--- start ROWS ---
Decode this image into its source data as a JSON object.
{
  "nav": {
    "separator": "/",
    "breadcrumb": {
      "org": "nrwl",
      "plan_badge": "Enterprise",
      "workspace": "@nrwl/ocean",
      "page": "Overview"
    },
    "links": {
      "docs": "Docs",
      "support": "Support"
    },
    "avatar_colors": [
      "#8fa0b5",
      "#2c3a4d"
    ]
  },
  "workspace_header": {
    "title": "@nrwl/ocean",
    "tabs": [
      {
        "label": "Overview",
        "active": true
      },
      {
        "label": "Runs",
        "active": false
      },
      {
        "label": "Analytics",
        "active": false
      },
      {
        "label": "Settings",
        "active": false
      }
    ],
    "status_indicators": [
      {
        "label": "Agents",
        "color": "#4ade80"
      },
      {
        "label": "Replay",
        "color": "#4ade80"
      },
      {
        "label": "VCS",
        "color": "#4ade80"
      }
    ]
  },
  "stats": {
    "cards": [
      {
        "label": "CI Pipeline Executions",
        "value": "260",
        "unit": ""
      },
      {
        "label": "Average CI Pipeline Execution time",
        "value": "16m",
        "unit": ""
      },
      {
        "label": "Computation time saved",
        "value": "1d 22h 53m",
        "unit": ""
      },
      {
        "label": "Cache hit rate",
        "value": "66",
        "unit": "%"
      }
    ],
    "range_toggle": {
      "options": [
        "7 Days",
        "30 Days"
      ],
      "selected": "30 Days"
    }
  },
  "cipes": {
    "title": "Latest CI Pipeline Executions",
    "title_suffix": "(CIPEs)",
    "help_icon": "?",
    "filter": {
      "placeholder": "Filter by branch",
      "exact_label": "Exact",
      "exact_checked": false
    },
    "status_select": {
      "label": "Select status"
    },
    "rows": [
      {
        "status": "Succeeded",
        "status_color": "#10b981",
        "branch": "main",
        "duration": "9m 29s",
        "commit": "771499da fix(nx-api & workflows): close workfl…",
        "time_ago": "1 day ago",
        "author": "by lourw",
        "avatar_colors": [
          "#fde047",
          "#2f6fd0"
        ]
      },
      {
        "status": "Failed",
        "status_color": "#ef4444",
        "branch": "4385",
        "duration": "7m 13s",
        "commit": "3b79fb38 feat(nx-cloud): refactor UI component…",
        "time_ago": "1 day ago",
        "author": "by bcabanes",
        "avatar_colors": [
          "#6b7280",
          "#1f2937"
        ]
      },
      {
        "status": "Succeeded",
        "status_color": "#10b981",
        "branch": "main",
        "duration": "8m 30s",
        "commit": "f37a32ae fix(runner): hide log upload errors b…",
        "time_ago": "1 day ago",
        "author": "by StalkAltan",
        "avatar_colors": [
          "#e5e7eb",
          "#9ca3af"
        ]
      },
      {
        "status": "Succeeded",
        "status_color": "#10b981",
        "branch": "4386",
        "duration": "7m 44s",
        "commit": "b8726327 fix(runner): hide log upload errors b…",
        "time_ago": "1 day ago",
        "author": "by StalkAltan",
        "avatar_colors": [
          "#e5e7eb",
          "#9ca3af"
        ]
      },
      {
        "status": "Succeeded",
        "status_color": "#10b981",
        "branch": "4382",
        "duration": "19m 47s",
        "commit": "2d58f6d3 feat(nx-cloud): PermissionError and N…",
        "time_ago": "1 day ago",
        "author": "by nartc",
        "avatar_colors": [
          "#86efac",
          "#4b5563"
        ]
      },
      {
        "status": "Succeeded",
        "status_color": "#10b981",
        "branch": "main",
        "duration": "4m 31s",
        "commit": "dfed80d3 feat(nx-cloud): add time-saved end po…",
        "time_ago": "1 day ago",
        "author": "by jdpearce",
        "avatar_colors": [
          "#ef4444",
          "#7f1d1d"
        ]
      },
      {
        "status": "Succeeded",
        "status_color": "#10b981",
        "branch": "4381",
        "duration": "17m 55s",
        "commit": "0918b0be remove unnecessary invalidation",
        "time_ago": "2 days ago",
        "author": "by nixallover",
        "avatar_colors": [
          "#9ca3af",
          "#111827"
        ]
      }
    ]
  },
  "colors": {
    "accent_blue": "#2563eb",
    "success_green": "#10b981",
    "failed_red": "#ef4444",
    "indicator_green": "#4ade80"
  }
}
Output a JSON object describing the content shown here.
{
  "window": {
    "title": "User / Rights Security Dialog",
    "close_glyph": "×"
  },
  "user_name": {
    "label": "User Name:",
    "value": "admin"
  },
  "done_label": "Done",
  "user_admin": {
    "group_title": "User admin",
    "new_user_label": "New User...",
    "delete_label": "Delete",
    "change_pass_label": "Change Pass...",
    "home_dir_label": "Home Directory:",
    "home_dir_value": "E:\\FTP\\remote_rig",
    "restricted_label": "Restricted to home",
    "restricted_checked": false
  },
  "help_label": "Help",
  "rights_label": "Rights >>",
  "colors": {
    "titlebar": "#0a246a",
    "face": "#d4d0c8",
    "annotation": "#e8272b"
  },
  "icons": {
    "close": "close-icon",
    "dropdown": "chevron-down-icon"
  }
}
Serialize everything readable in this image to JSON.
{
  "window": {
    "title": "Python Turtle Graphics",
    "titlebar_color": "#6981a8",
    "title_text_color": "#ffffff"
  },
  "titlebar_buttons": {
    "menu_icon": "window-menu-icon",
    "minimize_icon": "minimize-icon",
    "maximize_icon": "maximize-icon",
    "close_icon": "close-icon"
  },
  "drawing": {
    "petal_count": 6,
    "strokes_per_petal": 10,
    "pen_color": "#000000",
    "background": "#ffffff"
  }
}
--- end ROWS ---
== TASK REQUIREMENTS ==
Write out the whole listing exactly.

== RESPONSE FOR THIS EXERCISE ==
Decode this image into its source data as a JSON object.
{
  "nav": {
    "separator": "/",
    "breadcrumb": {
      "org": "nrwl",
      "plan_badge": "Enterprise",
      "workspace": "@nrwl/ocean",
      "page": "Overview"
    },
    "links": {
      "docs": "Docs",
      "support": "Support"
    },
    "avatar_colors": [
      "#8fa0b5",
      "#2c3a4d"
    ]
  },
  "workspace_header": {
    "title": "@nrwl/ocean",
    "tabs": [
      {
        "label": "Overview",
        "active": true
      },
      {
        "label": "Runs",
        "active": false
      },
      {
        "label": "Analytics",
        "active": false
      },
      {
        "label": "Settings",
        "active": false
      }
    ],
    "status_indicators": [
      {
        "label": "Agents",
        "color": "#4ade80"
      },
      {
        "label": "Replay",
        "color": "#4ade80"
      },
      {
        "label": "VCS",
        "color": "#4ade80"
      }
    ]
  },
  "stats": {
    "cards": [
      {
        "label": "CI Pipeline Executions",
        "value": "260",
        "unit": ""
      },
      {
        "label": "Average CI Pipeline Execution time",
        "value": "16m",
        "unit": ""
      },
      {
        "label": "Computation time saved",
        "value": "1d 22h 53m",
        "unit": ""
      },
      {
        "label": "Cache hit rate",
        "value": "66",
        "unit": "%"
      }
    ],
    "range_toggle": {
      "options": [
        "7 Days",
        "30 Days"
      ],
      "selected": "30 Days"
    }
  },
  "cipes": {
    "title": "Latest CI Pipeline Executions",
    "title_suffix": "(CIPEs)",
    "help_icon": "?",
    "filter": {
      "placeholder": "Filter by branch",
      "exact_label": "Exact",
      "exact_checked": false
    },
    "status_select": {
      "label": "Select status"
    },
    "rows": [
      {
        "status": "Succeeded",
        "status_color": "#10b981",
        "branch": "main",
        "duration": "9m 29s",
        "commit": "771499da fix(nx-api & workflows): close workfl…",
        "time_ago": "1 day ago",
        "author": "by lourw",
        "avatar_colors": [
          "#fde047",
          "#2f6fd0"
        ]
      },
      {
        "status": "Failed",
        "status_color": "#ef4444",
        "branch": "4385",
        "duration": "7m 13s",
        "commit": "3b79fb38 feat(nx-cloud): refactor UI component…",
        "time_ago": "1 day ago",
        "author": "by bcabanes",
        "avatar_colors": [
          "#6b7280",
          "#1f2937"
        ]
      },
      {
        "status": "Succeeded",
        "status_color": "#10b981",
        "branch": "main",
        "duration": "8m 30s",
        "commit": "f37a32ae fix(runner): hide log upload errors b…",
        "time_ago": "1 day ago",
        "author": "by StalkAltan",
        "avatar_colors": [
          "#e5e7eb",
          "#9ca3af"
        ]
      },
      {
        "status": "Succeeded",
        "status_color": "#10b981",
        "branch": "4386",
        "duration": "7m 44s",
        "commit": "b8726327 fix(runner): hide log upload errors b…",
        "time_ago": "1 day ago",
        "author": "by StalkAltan",
        "avatar_colors": [
          "#e5e7eb",
          "#9ca3af"
        ]
      },
      {
        "status": "Succeeded",
        "status_color": "#10b981",
        "branch": "4382",
        "duration": "19m 47s",
        "commit": "2d58f6d3 feat(nx-cloud): PermissionError and N…",
        "time_ago": "1 day ago",
        "author": "by nartc",
        "avatar_colors": [
          "#86efac",
          "#4b5563"
        ]
      },
      {
        "status": "Succeeded",
        "status_color": "#10b981",
        "branch": "main",
        "duration": "4m 31s",
        "commit": "dfed80d3 feat(nx-cloud): add time-saved end po…",
        "time_ago": "1 day ago",
        "author": "by jdpearce",
        "avatar_colors": [
          "#ef4444",
          "#7f1d1d"
        ]
      },
      {
        "status": "Succeeded",
        "status_color": "#10b981",
        "branch": "4381",
        "duration": "17m 55s",
        "commit": "0918b0be remove unnecessary invalidation",
        "time_ago": "2 days ago",
        "author": "by nixallover",
        "avatar_colors": [
          "#9ca3af",
          "#111827"
        ]
      }
    ]
  },
  "colors": {
    "accent_blue": "#2563eb",
    "success_green": "#10b981",
    "failed_red": "#ef4444",
    "indicator_green": "#4ade80"
  }
}
Output a JSON object describing the content shown here.
{
  "window": {
    "title": "User / Rights Security Dialog",
    "close_glyph": "×"
  },
  "user_name": {
    "label": "User Name:",
    "value": "admin"
  },
  "done_label": "Done",
  "user_admin": {
    "group_title": "User admin",
    "new_user_label": "New User...",
    "delete_label": "Delete",
    "change_pass_label": "Change Pass...",
    "home_dir_label": "Home Directory:",
    "home_dir_value": "E:\\FTP\\remote_rig",
    "restricted_label": "Restricted to home",
    "restricted_checked": false
  },
  "help_label": "Help",
  "rights_label": "Rights >>",
  "colors": {
    "titlebar": "#0a246a",
    "face": "#d4d0c8",
    "annotation": "#e8272b"
  },
  "icons": {
    "close": "close-icon",
    "dropdown": "chevron-down-icon"
  }
}
Serialize everything readable in this image to JSON.
{
  "window": {
    "title": "Python Turtle Graphics",
    "titlebar_color": "#6981a8",
    "title_text_color": "#ffffff"
  },
  "titlebar_buttons": {
    "menu_icon": "window-menu-icon",
    "minimize_icon": "minimize-icon",
    "maximize_icon": "maximize-icon",
    "close_icon": "close-icon"
  },
  "drawing": {
    "petal_count": 6,
    "strokes_per_petal": 10,
    "pen_color": "#000000",
    "background": "#ffffff"
  }
}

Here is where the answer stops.